## PROVIDED ENTRIES
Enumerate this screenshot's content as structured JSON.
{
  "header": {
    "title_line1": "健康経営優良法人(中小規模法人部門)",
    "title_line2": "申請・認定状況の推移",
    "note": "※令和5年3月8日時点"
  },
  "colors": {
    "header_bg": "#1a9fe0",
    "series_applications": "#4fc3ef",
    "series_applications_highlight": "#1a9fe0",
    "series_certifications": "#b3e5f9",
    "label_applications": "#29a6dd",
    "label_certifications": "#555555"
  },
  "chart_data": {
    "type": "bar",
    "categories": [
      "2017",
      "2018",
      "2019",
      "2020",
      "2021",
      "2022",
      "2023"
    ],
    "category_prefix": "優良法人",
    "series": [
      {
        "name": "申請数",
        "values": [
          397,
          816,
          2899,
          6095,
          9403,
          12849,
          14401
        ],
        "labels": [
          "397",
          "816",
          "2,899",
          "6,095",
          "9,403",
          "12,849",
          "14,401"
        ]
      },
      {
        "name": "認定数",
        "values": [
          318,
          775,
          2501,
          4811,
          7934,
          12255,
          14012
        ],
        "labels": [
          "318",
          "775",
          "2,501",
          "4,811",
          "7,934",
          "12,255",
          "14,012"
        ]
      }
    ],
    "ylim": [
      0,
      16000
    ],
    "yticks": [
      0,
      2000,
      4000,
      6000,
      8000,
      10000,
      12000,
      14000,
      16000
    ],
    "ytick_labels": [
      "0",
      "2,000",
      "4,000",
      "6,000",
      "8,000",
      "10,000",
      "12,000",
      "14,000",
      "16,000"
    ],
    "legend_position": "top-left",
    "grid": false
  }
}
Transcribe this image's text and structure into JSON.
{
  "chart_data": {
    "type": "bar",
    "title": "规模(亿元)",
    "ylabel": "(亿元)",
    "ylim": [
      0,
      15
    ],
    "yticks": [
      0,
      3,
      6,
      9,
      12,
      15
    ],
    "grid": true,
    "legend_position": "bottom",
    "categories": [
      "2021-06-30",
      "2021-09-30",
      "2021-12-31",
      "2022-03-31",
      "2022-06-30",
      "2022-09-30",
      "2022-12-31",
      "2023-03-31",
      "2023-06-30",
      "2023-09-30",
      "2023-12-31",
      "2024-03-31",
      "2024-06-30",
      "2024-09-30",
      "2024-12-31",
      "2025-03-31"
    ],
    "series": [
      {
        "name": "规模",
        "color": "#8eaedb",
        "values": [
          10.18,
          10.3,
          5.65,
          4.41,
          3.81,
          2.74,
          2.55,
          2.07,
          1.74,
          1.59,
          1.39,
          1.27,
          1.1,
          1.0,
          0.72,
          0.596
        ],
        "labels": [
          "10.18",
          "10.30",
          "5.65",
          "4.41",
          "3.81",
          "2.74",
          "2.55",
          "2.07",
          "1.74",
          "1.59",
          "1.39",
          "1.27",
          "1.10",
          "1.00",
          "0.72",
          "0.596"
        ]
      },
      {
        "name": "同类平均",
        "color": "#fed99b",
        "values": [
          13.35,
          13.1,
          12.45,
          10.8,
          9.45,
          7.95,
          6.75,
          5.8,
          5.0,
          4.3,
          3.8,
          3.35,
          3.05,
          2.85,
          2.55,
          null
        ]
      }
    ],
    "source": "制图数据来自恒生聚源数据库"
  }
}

## BRIEF
Transcribe all of the entries without altering anything.

## COMPLETED TASK
Enumerate this screenshot's content as structured JSON.
{
  "header": {
    "title_line1": "健康経営優良法人(中小規模法人部門)",
    "title_line2": "申請・認定状況の推移",
    "note": "※令和5年3月8日時点"
  },
  "colors": {
    "header_bg": "#1a9fe0",
    "series_applications": "#4fc3ef",
    "series_applications_highlight": "#1a9fe0",
    "series_certifications": "#b3e5f9",
    "label_applications": "#29a6dd",
    "label_certifications": "#555555"
  },
  "chart_data": {
    "type": "bar",
    "categories": [
      "2017",
      "2018",
      "2019",
      "2020",
      "2021",
      "2022",
      "2023"
    ],
    "category_prefix": "優良法人",
    "series": [
      {
        "name": "申請数",
        "values": [
          397,
          816,
          2899,
          6095,
          9403,
          12849,
          14401
        ],
        "labels": [
          "397",
          "816",
          "2,899",
          "6,095",
          "9,403",
          "12,849",
          "14,401"
        ]
      },
      {
        "name": "認定数",
        "values": [
          318,
          775,
          2501,
          4811,
          7934,
          12255,
          14012
        ],
        "labels": [
          "318",
          "775",
          "2,501",
          "4,811",
          "7,934",
          "12,255",
          "14,012"
        ]
      }
    ],
    "ylim": [
      0,
      16000
    ],
    "yticks": [
      0,
      2000,
      4000,
      6000,
      8000,
      10000,
      12000,
      14000,
      16000
    ],
    "ytick_labels": [
      "0",
      "2,000",
      "4,000",
      "6,000",
      "8,000",
      "10,000",
      "12,000",
      "14,000",
      "16,000"
    ],
    "legend_position": "top-left",
    "grid": false
  }
}
Transcribe this image's text and structure into JSON.
{
  "chart_data": {
    "type": "bar",
    "title": "规模(亿元)",
    "ylabel": "(亿元)",
    "ylim": [
      0,
      15
    ],
    "yticks": [
      0,
      3,
      6,
      9,
      12,
      15
    ],
    "grid": true,
    "legend_position": "bottom",
    "categories": [
      "2021-06-30",
      "2021-09-30",
      "2021-12-31",
      "2022-03-31",
      "2022-06-30",
      "2022-09-30",
      "2022-12-31",
      "2023-03-31",
      "2023-06-30",
      "2023-09-30",
      "2023-12-31",
      "2024-03-31",
      "2024-06-30",
      "2024-09-30",
      "2024-12-31",
      "2025-03-31"
    ],
    "series": [
      {
        "name": "规模",
        "color": "#8eaedb",
        "values": [
          10.18,
          10.3,
          5.65,
          4.41,
          3.81,
          2.74,
          2.55,
          2.07,
          1.74,
          1.59,
          1.39,
          1.27,
          1.1,
          1.0,
          0.72,
          0.596
        ],
        "labels": [
          "10.18",
          "10.30",
          "5.65",
          "4.41",
          "3.81",
          "2.74",
          "2.55",
          "2.07",
          "1.74",
          "1.59",
          "1.39",
          "1.27",
          "1.10",
          "1.00",
          "0.72",
          "0.596"
        ]
      },
      {
        "name": "同类平均",
        "color": "#fed99b",
        "values": [
          13.35,
          13.1,
          12.45,
          10.8,
          9.45,
          7.95,
          6.75,
          5.8,
          5.0,
          4.3,
          3.8,
          3.35,
          3.05,
          2.85,
          2.55,
          null
        ]
      }
    ],
    "source": "制图数据来自恒生聚源数据库"
  }
}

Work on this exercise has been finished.